(Rows from a dataset)

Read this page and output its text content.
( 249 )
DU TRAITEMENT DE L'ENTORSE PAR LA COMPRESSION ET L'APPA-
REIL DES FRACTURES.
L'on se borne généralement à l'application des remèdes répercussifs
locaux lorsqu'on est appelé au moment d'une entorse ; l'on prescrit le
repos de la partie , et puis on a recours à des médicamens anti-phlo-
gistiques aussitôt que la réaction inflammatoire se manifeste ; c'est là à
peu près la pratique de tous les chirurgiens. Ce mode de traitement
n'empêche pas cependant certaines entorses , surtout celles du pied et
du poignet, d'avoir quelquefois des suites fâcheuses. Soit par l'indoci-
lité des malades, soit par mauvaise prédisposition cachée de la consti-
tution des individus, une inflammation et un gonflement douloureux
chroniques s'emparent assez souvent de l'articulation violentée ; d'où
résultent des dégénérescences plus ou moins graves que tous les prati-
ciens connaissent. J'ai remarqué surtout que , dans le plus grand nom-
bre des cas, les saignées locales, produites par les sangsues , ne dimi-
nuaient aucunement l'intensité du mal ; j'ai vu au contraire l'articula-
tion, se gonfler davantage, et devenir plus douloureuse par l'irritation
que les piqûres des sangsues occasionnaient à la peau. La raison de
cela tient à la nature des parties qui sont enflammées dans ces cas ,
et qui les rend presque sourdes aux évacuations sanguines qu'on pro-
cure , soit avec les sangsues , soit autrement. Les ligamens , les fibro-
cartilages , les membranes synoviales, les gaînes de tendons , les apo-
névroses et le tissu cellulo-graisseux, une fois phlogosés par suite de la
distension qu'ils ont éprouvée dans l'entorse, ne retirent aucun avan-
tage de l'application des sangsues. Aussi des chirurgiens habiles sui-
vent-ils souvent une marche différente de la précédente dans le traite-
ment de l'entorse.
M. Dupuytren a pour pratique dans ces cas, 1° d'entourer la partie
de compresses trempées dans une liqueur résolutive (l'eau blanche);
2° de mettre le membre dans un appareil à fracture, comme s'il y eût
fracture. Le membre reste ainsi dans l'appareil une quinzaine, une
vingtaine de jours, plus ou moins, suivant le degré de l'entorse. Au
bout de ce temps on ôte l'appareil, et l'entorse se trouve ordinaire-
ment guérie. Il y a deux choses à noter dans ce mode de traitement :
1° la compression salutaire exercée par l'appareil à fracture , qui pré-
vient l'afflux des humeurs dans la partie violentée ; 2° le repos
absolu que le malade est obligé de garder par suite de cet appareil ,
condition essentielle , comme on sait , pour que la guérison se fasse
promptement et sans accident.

* * *

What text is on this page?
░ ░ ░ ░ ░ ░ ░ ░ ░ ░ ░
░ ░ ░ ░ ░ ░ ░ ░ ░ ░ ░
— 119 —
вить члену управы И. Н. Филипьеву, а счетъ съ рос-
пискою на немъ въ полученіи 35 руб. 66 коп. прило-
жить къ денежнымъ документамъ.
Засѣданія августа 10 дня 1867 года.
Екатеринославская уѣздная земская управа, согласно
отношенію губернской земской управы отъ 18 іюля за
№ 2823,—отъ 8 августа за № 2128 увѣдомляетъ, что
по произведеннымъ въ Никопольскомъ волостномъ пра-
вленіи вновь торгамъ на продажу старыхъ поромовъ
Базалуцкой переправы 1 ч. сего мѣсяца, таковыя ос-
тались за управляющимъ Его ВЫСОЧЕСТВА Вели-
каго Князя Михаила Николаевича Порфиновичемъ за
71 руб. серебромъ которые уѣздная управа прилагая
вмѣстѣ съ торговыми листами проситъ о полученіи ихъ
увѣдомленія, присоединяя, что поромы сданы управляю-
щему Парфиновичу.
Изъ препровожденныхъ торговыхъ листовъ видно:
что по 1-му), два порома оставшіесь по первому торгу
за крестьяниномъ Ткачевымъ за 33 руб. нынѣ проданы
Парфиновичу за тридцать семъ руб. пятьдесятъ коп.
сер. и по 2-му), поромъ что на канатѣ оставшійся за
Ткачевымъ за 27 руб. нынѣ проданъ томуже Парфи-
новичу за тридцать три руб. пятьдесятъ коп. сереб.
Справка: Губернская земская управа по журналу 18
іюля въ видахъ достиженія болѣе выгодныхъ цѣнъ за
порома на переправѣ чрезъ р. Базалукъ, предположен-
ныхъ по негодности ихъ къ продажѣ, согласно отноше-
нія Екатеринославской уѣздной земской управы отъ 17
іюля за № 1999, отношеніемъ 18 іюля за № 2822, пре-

TASK STATEMENT - Find all the lines containing "sangsues" in the material, then copy them.

SOLUTION TO THIS TASK -
bre des cas, les saignées locales, produites par les sangsues , ne dimi-
que les piqûres des sangsues occasionnaient à la peau. La raison de
cure , soit avec les sangsues , soit autrement. Les ligamens , les fibro-
tage de l'application des sangsues. Aussi des chirurgiens habiles sui-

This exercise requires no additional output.